(Dataset excerpts)
* * * * *

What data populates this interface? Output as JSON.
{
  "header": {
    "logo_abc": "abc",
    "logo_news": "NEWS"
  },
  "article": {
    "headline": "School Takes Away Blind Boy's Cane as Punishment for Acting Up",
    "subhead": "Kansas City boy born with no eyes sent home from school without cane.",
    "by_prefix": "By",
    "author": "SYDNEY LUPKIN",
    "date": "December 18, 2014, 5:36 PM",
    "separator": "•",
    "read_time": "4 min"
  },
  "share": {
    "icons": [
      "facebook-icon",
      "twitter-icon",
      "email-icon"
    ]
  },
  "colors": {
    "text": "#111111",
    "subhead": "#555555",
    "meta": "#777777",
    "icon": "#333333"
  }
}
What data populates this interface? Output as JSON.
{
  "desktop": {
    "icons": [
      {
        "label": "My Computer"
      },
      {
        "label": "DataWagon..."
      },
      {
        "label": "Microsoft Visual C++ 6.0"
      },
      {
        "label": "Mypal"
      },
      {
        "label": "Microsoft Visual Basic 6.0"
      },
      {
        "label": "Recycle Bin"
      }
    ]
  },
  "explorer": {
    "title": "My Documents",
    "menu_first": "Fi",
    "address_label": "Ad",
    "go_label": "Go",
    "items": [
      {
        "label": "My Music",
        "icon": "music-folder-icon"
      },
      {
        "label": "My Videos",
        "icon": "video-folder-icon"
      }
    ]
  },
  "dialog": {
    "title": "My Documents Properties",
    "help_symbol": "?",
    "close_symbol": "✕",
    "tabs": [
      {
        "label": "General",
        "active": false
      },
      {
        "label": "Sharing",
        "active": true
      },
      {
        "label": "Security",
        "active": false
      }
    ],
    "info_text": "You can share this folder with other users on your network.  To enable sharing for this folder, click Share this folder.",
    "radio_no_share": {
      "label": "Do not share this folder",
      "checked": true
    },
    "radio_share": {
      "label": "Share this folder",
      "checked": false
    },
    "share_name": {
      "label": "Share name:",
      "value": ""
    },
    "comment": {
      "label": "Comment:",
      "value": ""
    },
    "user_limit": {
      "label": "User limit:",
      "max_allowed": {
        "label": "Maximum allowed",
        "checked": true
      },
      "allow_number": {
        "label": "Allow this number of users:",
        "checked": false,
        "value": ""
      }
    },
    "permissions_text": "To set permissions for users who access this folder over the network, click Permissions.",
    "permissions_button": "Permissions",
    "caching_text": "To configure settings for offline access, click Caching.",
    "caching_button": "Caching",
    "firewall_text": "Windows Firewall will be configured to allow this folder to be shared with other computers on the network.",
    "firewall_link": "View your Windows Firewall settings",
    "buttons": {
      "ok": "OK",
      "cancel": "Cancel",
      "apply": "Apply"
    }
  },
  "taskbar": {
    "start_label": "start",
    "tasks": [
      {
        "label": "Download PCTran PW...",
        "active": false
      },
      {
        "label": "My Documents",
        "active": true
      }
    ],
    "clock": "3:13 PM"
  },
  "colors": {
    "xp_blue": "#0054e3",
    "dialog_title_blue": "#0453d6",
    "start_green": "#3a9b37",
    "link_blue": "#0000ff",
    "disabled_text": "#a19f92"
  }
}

* * * * *

Written task = Return the entries above exactly as they appear.

Solution to this exercise =
What data populates this interface? Output as JSON.
{
  "header": {
    "logo_abc": "abc",
    "logo_news": "NEWS"
  },
  "article": {
    "headline": "School Takes Away Blind Boy's Cane as Punishment for Acting Up",
    "subhead": "Kansas City boy born with no eyes sent home from school without cane.",
    "by_prefix": "By",
    "author": "SYDNEY LUPKIN",
    "date": "December 18, 2014, 5:36 PM",
    "separator": "•",
    "read_time": "4 min"
  },
  "share": {
    "icons": [
      "facebook-icon",
      "twitter-icon",
      "email-icon"
    ]
  },
  "colors": {
    "text": "#111111",
    "subhead": "#555555",
    "meta": "#777777",
    "icon": "#333333"
  }
}
What data populates this interface? Output as JSON.
{
  "desktop": {
    "icons": [
      {
        "label": "My Computer"
      },
      {
        "label": "DataWagon..."
      },
      {
        "label": "Microsoft Visual C++ 6.0"
      },
      {
        "label": "Mypal"
      },
      {
        "label": "Microsoft Visual Basic 6.0"
      },
      {
        "label": "Recycle Bin"
      }
    ]
  },
  "explorer": {
    "title": "My Documents",
    "menu_first": "Fi",
    "address_label": "Ad",
    "go_label": "Go",
    "items": [
      {
        "label": "My Music",
        "icon": "music-folder-icon"
      },
      {
        "label": "My Videos",
        "icon": "video-folder-icon"
      }
    ]
  },
  "dialog": {
    "title": "My Documents Properties",
    "help_symbol": "?",
    "close_symbol": "✕",
    "tabs": [
      {
        "label": "General",
        "active": false
      },
      {
        "label": "Sharing",
        "active": true
      },
      {
        "label": "Security",
        "active": false
      }
    ],
    "info_text": "You can share this folder with other users on your network.  To enable sharing for this folder, click Share this folder.",
    "radio_no_share": {
      "label": "Do not share this folder",
      "checked": true
    },
    "radio_share": {
      "label": "Share this folder",
      "checked": false
    },
    "share_name": {
      "label": "Share name:",
      "value": ""
    },
    "comment": {
      "label": "Comment:",
      "value": ""
    },
    "user_limit": {
      "label": "User limit:",
      "max_allowed": {
        "label": "Maximum allowed",
        "checked": true
      },
      "allow_number": {
        "label": "Allow this number of users:",
        "checked": false,
        "value": ""
      }
    },
    "permissions_text": "To set permissions for users who access this folder over the network, click Permissions.",
    "permissions_button": "Permissions",
    "caching_text": "To configure settings for offline access, click Caching.",
    "caching_button": "Caching",
    "firewall_text": "Windows Firewall will be configured to allow this folder to be shared with other computers on the network.",
    "firewall_link": "View your Windows Firewall settings",
    "buttons": {
      "ok": "OK",
      "cancel": "Cancel",
      "apply": "Apply"
    }
  },
  "taskbar": {
    "start_label": "start",
    "tasks": [
      {
        "label": "Download PCTran PW...",
        "active": false
      },
      {
        "label": "My Documents",
        "active": true
      }
    ],
    "clock": "3:13 PM"
  },
  "colors": {
    "xp_blue": "#0054e3",
    "dialog_title_blue": "#0453d6",
    "start_green": "#3a9b37",
    "link_blue": "#0000ff",
    "disabled_text": "#a19f92"
  }
}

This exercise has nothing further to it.